▶ _Aim of the exercise_
From the entries below, tally how many lines contain "Sell" and report only that figure.

Stored records
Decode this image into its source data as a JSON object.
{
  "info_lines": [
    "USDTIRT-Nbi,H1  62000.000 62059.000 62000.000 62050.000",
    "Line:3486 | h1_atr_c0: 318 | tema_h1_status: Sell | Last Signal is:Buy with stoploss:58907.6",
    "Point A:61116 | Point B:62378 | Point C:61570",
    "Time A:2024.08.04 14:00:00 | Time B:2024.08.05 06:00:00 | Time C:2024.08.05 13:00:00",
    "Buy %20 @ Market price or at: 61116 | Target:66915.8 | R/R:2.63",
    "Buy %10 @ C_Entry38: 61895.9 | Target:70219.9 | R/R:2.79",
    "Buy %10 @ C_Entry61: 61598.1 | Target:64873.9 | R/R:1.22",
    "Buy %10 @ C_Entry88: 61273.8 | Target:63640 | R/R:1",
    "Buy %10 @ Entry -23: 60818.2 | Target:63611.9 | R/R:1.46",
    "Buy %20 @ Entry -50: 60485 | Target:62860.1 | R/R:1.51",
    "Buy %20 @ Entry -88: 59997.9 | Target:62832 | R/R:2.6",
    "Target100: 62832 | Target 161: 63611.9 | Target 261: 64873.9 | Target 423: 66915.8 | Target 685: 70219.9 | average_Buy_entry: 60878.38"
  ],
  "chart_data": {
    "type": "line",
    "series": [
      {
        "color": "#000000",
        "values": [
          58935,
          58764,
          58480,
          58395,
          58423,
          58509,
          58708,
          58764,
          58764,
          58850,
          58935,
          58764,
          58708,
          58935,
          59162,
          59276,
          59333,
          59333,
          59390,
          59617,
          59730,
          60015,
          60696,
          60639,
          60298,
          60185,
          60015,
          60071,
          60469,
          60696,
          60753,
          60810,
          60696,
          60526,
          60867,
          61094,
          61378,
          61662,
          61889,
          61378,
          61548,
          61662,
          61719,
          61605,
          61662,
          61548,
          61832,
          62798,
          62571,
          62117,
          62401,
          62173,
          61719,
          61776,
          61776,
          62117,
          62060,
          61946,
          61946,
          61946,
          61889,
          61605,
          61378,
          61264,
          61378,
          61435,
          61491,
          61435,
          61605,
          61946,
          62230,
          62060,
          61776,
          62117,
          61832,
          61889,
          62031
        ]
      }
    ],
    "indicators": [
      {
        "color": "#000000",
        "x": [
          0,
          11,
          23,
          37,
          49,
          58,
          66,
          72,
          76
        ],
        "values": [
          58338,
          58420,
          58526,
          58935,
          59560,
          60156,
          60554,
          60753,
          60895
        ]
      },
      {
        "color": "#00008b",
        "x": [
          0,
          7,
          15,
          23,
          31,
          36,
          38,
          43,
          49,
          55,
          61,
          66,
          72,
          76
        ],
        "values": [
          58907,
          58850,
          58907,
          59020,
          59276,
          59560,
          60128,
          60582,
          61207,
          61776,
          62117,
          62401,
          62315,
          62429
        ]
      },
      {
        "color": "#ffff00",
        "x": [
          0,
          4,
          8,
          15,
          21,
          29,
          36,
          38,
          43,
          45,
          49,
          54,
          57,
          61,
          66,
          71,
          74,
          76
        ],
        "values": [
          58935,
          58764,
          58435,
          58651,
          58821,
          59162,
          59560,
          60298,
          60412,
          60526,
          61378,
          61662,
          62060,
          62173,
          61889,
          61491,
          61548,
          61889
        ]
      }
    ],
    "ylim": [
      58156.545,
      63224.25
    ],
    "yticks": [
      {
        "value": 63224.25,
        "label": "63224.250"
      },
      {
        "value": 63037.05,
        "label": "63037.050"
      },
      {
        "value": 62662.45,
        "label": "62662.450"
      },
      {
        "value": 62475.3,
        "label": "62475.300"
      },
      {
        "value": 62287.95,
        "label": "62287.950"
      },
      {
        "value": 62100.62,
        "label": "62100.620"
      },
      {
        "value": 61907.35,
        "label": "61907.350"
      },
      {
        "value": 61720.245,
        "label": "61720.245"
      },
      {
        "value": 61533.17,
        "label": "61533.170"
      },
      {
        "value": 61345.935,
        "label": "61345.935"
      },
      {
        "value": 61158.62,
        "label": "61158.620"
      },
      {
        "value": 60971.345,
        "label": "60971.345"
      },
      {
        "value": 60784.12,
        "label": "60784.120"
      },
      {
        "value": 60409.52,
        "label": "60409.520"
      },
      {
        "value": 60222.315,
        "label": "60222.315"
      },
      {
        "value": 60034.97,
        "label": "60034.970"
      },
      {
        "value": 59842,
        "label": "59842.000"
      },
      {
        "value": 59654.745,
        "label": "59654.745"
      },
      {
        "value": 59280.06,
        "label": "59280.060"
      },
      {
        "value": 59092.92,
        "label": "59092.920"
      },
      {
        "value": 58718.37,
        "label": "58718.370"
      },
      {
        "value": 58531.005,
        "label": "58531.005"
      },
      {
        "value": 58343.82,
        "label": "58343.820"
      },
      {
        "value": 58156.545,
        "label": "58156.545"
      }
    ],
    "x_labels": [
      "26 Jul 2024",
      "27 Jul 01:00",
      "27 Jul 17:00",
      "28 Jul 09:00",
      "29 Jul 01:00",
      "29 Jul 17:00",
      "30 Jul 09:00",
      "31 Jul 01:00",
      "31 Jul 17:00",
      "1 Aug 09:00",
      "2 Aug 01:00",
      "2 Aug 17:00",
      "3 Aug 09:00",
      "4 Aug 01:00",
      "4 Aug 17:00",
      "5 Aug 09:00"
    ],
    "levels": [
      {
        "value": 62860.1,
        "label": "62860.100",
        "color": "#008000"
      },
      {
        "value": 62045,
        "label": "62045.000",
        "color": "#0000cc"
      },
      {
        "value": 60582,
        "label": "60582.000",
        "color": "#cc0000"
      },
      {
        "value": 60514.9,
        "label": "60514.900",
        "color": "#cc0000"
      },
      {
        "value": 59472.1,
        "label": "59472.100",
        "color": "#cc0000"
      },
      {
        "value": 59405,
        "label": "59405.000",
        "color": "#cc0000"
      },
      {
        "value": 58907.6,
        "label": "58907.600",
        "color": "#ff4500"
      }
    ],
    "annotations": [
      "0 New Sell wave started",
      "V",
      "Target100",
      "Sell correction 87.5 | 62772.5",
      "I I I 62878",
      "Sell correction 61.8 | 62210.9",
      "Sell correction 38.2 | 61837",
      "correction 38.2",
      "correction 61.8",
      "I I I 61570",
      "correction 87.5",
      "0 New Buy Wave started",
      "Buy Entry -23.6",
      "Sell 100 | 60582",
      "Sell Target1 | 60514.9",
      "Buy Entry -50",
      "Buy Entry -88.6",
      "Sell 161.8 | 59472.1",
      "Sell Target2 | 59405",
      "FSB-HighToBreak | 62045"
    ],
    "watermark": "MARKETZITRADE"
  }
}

▶ _Output for this exercise_
9